— begin MATERIAL FOR THIS TASK —

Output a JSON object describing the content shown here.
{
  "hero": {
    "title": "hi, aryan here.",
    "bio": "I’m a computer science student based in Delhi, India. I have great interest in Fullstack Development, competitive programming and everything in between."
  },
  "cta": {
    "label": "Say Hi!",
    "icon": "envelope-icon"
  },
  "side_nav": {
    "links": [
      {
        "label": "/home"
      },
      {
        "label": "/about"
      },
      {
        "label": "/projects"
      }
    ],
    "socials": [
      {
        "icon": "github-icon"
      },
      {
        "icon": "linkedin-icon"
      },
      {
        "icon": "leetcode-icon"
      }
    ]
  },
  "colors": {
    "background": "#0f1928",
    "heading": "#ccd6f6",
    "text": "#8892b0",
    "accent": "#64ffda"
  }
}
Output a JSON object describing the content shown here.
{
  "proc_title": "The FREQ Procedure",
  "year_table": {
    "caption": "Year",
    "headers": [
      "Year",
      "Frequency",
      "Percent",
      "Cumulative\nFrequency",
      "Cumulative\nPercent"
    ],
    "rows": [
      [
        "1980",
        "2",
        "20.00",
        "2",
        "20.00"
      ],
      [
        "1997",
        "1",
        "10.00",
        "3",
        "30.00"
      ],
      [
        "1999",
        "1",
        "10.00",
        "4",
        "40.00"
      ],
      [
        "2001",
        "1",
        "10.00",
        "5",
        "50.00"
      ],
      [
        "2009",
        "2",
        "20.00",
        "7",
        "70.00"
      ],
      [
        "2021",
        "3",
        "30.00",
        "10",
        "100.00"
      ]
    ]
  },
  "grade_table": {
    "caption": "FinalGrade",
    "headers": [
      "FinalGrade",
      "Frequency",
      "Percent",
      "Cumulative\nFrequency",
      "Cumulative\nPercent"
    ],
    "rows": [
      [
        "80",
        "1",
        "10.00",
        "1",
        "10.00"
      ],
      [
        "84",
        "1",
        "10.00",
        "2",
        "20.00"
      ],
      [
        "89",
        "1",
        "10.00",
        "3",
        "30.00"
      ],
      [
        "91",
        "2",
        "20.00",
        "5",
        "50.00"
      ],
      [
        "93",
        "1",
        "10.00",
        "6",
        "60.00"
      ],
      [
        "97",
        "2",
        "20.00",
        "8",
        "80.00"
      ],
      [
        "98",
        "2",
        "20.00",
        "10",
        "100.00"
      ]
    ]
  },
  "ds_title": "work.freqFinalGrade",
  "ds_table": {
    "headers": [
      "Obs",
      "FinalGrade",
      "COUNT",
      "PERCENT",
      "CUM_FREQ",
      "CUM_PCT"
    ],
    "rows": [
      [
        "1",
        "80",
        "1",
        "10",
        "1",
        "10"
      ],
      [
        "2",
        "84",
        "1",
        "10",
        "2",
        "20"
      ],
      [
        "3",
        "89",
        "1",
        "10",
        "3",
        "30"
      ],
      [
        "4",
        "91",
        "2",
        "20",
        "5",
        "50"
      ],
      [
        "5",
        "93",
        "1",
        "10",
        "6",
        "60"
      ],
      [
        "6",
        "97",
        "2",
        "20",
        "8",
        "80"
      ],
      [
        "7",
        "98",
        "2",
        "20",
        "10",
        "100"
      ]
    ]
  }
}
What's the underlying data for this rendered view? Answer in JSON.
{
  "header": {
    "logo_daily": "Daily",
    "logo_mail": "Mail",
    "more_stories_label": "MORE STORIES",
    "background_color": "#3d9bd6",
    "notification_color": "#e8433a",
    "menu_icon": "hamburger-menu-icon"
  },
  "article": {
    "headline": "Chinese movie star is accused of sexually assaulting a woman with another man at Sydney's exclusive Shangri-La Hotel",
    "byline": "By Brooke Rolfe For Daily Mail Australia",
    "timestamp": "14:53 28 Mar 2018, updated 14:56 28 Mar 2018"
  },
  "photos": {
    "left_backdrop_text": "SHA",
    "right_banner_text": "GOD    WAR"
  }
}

— end MATERIAL FOR THIS TASK —

#### DIRECTIVE
All of the material above needs to be copied exactly.

#### RESULT BELOW
Output a JSON object describing the content shown here.
{
  "hero": {
    "title": "hi, aryan here.",
    "bio": "I’m a computer science student based in Delhi, India. I have great interest in Fullstack Development, competitive programming and everything in between."
  },
  "cta": {
    "label": "Say Hi!",
    "icon": "envelope-icon"
  },
  "side_nav": {
    "links": [
      {
        "label": "/home"
      },
      {
        "label": "/about"
      },
      {
        "label": "/projects"
      }
    ],
    "socials": [
      {
        "icon": "github-icon"
      },
      {
        "icon": "linkedin-icon"
      },
      {
        "icon": "leetcode-icon"
      }
    ]
  },
  "colors": {
    "background": "#0f1928",
    "heading": "#ccd6f6",
    "text": "#8892b0",
    "accent": "#64ffda"
  }
}
Output a JSON object describing the content shown here.
{
  "proc_title": "The FREQ Procedure",
  "year_table": {
    "caption": "Year",
    "headers": [
      "Year",
      "Frequency",
      "Percent",
      "Cumulative\nFrequency",
      "Cumulative\nPercent"
    ],
    "rows": [
      [
        "1980",
        "2",
        "20.00",
        "2",
        "20.00"
      ],
      [
        "1997",
        "1",
        "10.00",
        "3",
        "30.00"
      ],
      [
        "1999",
        "1",
        "10.00",
        "4",
        "40.00"
      ],
      [
        "2001",
        "1",
        "10.00",
        "5",
        "50.00"
      ],
      [
        "2009",
        "2",
        "20.00",
        "7",
        "70.00"
      ],
      [
        "2021",
        "3",
        "30.00",
        "10",
        "100.00"
      ]
    ]
  },
  "grade_table": {
    "caption": "FinalGrade",
    "headers": [
      "FinalGrade",
      "Frequency",
      "Percent",
      "Cumulative\nFrequency",
      "Cumulative\nPercent"
    ],
    "rows": [
      [
        "80",
        "1",
        "10.00",
        "1",
        "10.00"
      ],
      [
        "84",
        "1",
        "10.00",
        "2",
        "20.00"
      ],
      [
        "89",
        "1",
        "10.00",
        "3",
        "30.00"
      ],
      [
        "91",
        "2",
        "20.00",
        "5",
        "50.00"
      ],
      [
        "93",
        "1",
        "10.00",
        "6",
        "60.00"
      ],
      [
        "97",
        "2",
        "20.00",
        "8",
        "80.00"
      ],
      [
        "98",
        "2",
        "20.00",
        "10",
        "100.00"
      ]
    ]
  },
  "ds_title": "work.freqFinalGrade",
  "ds_table": {
    "headers": [
      "Obs",
      "FinalGrade",
      "COUNT",
      "PERCENT",
      "CUM_FREQ",
      "CUM_PCT"
    ],
    "rows": [
      [
        "1",
        "80",
        "1",
        "10",
        "1",
        "10"
      ],
      [
        "2",
        "84",
        "1",
        "10",
        "2",
        "20"
      ],
      [
        "3",
        "89",
        "1",
        "10",
        "3",
        "30"
      ],
      [
        "4",
        "91",
        "2",
        "20",
        "5",
        "50"
      ],
      [
        "5",
        "93",
        "1",
        "10",
        "6",
        "60"
      ],
      [
        "6",
        "97",
        "2",
        "20",
        "8",
        "80"
      ],
      [
        "7",
        "98",
        "2",
        "20",
        "10",
        "100"
      ]
    ]
  }
}
What's the underlying data for this rendered view? Answer in JSON.
{
  "header": {
    "logo_daily": "Daily",
    "logo_mail": "Mail",
    "more_stories_label": "MORE STORIES",
    "background_color": "#3d9bd6",
    "notification_color": "#e8433a",
    "menu_icon": "hamburger-menu-icon"
  },
  "article": {
    "headline": "Chinese movie star is accused of sexually assaulting a woman with another man at Sydney's exclusive Shangri-La Hotel",
    "byline": "By Brooke Rolfe For Daily Mail Australia",
    "timestamp": "14:53 28 Mar 2018, updated 14:56 28 Mar 2018"
  },
  "photos": {
    "left_backdrop_text": "SHA",
    "right_banner_text": "GOD    WAR"
  }
}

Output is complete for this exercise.